___ The input ___

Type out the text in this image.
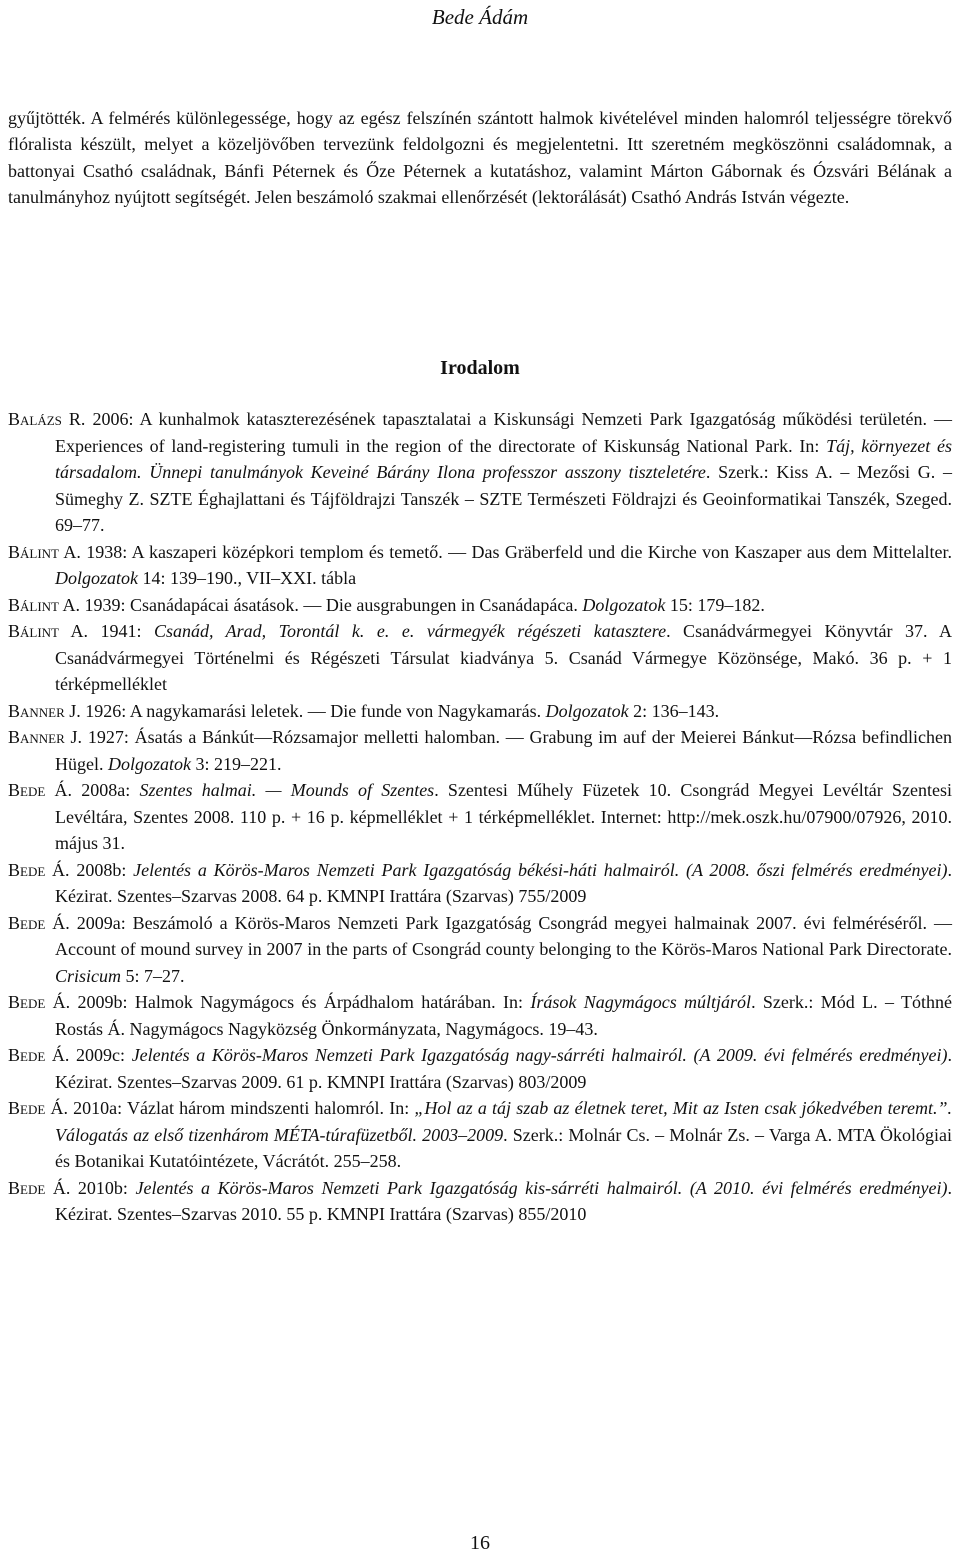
Bede Ádám

gyűjtötték. A felmérés különlegessége, hogy az egész felszínén szántott halmok kivételével minden halomról teljességre törekvő flóralista készült, melyet a közeljövőben tervezünk feldolgozni és megjelentetni. Itt szeretném megköszönni családomnak, a battonyai Csathó családnak, Bánfi Péternek és Őze Péternek a kutatáshoz, valamint Márton Gábornak és Ózsvári Bélának a tanulmányhoz nyújtott segítségét. Jelen beszámoló szakmai ellenőrzését (lektorálását) Csathó András István végezte.

Irodalom

Balázs R. 2006: A kunhalmok kataszterezésének tapasztalatai a Kiskunsági Nemzeti Park Igazgatóság működési területén. — Experiences of land-registering tumuli in the region of the directorate of Kiskunság National Park. In: Táj, környezet és társadalom. Ünnepi tanulmányok Keveiné Bárány Ilona professzor asszony tiszteletére. Szerk.: Kiss A. – Mezősi G. – Sümeghy Z. SZTE Éghajlattani és Tájföldrajzi Tanszék – SZTE Természeti Földrajzi és Geoinformatikai Tanszék, Szeged. 69–77.

Bálint A. 1938: A kaszaperi középkori templom és temető. — Das Gräberfeld und die Kirche von Kaszaper aus dem Mittelalter. Dolgozatok 14: 139–190., VII–XXI. tábla

Bálint A. 1939: Csanádapácai ásatások. — Die ausgrabungen in Csanádapáca. Dolgozatok 15: 179–182.

Bálint A. 1941: Csanád, Arad, Torontál k. e. e. vármegyék régészeti katasztere. Csanádvármegyei Könyvtár 37. A Csanádvármegyei Történelmi és Régészeti Társulat kiadványa 5. Csanád Vármegye Közönsége, Makó. 36 p. + 1 térképmelléklet

Banner J. 1926: A nagykamarási leletek. — Die funde von Nagykamarás. Dolgozatok 2: 136–143.

Banner J. 1927: Ásatás a Bánkút—Rózsamajor melletti halomban. — Grabung im auf der Meierei Bánkut—Rózsa befindlichen Hügel. Dolgozatok 3: 219–221.

Bede Á. 2008a: Szentes halmai. — Mounds of Szentes. Szentesi Műhely Füzetek 10. Csongrád Megyei Levéltár Szentesi Levéltára, Szentes 2008. 110 p. + 16 p. képmelléklet + 1 térképmelléklet. Internet: http://mek.oszk.hu/07900/07926, 2010. május 31.

Bede Á. 2008b: Jelentés a Körös-Maros Nemzeti Park Igazgatóság békési-háti halmairól. (A 2008. őszi felmérés eredményei). Kézirat. Szentes–Szarvas 2008. 64 p. KMNPI Irattára (Szarvas) 755/2009

Bede Á. 2009a: Beszámoló a Körös-Maros Nemzeti Park Igazgatóság Csongrád megyei halmainak 2007. évi felméréséről. — Account of mound survey in 2007 in the parts of Csongrád county belonging to the Körös-Maros National Park Directorate. Crisicum 5: 7–27.

Bede Á. 2009b: Halmok Nagymágocs és Árpádhalom határában. In: Írások Nagymágocs múltjáról. Szerk.: Mód L. – Tóthné Rostás Á. Nagymágocs Nagyközség Önkormányzata, Nagymágocs. 19–43.

Bede Á. 2009c: Jelentés a Körös-Maros Nemzeti Park Igazgatóság nagy-sárréti halmairól. (A 2009. évi felmérés eredményei). Kézirat. Szentes–Szarvas 2009. 61 p. KMNPI Irattára (Szarvas) 803/2009

Bede Á. 2010a: Vázlat három mindszenti halomról. In: „Hol az a táj szab az életnek teret, Mit az Isten csak jókedvében teremt.”. Válogatás az első tizenhárom MÉTA-túrafüzetből. 2003–2009. Szerk.: Molnár Cs. – Molnár Zs. – Varga A. MTA Ökológiai és Botanikai Kutatóintézete, Vácrátót. 255–258.

Bede Á. 2010b: Jelentés a Körös-Maros Nemzeti Park Igazgatóság kis-sárréti halmairól. (A 2010. évi felmérés eredményei). Kézirat. Szentes–Szarvas 2010. 55 p. KMNPI Irattára (Szarvas) 855/2010

16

___

Exercise brief: Where a line contains the string "halomról", extract that line.

Task solution:
gyűjtötték. A felmérés különlegessége, hogy az egész felszínén szántott halmok kivételével minden halomról teljességre törekvő flóralista készült, melyet a közeljövőben tervezünk feldolgozni és megjelentetni. Itt szeretném megköszönni családomnak, a battonyai Csathó családnak, Bánfi Péternek és Őze Péternek a kutatáshoz, valamint Márton Gábornak és Ózsvári Bélának a tanulmányhoz nyújtott segítségét. Jelen beszámoló szakmai ellenőrzését (lektorálását) Csathó András István végezte.
Bede Á. 2010a: Vázlat három mindszenti halomról. In: „Hol az a táj szab az életnek teret, Mit az Isten csak jókedvében teremt.”. Válogatás az első tizenhárom MÉTA-túrafüzetből. 2003–2009. Szerk.: Molnár Cs. – Molnár Zs. – Varga A. MTA Ökológiai és Botanikai Kutatóintézete, Vácrátót. 255–258.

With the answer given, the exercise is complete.